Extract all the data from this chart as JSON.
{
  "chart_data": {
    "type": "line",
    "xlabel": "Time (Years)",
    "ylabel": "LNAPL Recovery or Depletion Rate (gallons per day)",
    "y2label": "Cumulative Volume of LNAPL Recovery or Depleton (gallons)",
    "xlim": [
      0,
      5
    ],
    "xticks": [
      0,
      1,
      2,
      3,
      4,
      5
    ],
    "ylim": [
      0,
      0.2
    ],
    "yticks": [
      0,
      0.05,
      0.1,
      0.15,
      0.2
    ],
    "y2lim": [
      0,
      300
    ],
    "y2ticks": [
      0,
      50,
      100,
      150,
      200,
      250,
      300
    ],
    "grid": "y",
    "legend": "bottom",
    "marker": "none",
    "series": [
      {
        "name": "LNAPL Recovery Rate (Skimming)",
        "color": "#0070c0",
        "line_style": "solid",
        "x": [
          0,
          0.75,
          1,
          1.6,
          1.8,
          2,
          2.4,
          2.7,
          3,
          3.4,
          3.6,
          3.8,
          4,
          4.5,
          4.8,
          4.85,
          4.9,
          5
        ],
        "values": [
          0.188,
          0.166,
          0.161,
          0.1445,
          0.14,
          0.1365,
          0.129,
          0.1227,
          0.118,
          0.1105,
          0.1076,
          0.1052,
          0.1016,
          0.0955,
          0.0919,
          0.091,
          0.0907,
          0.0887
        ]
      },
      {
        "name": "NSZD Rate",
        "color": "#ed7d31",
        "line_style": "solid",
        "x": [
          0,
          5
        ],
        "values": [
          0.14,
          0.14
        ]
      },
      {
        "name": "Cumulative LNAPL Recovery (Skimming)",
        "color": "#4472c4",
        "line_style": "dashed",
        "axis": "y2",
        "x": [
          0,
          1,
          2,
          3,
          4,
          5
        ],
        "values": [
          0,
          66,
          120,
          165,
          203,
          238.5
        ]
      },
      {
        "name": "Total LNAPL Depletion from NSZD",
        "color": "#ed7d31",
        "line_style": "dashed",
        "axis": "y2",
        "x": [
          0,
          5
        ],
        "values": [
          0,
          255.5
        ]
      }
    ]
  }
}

* **Short task**
Among the records above, find each line holding the string "LNAPL" and pull it out.

* **Correct response**
    "ylabel": "LNAPL Recovery or Depletion Rate (gallons per day)",
    "y2label": "Cumulative Volume of LNAPL Recovery or Depleton (gallons)",
        "name": "LNAPL Recovery Rate (Skimming)",
        "name": "Cumulative LNAPL Recovery (Skimming)",
        "name": "Total LNAPL Depletion from NSZD",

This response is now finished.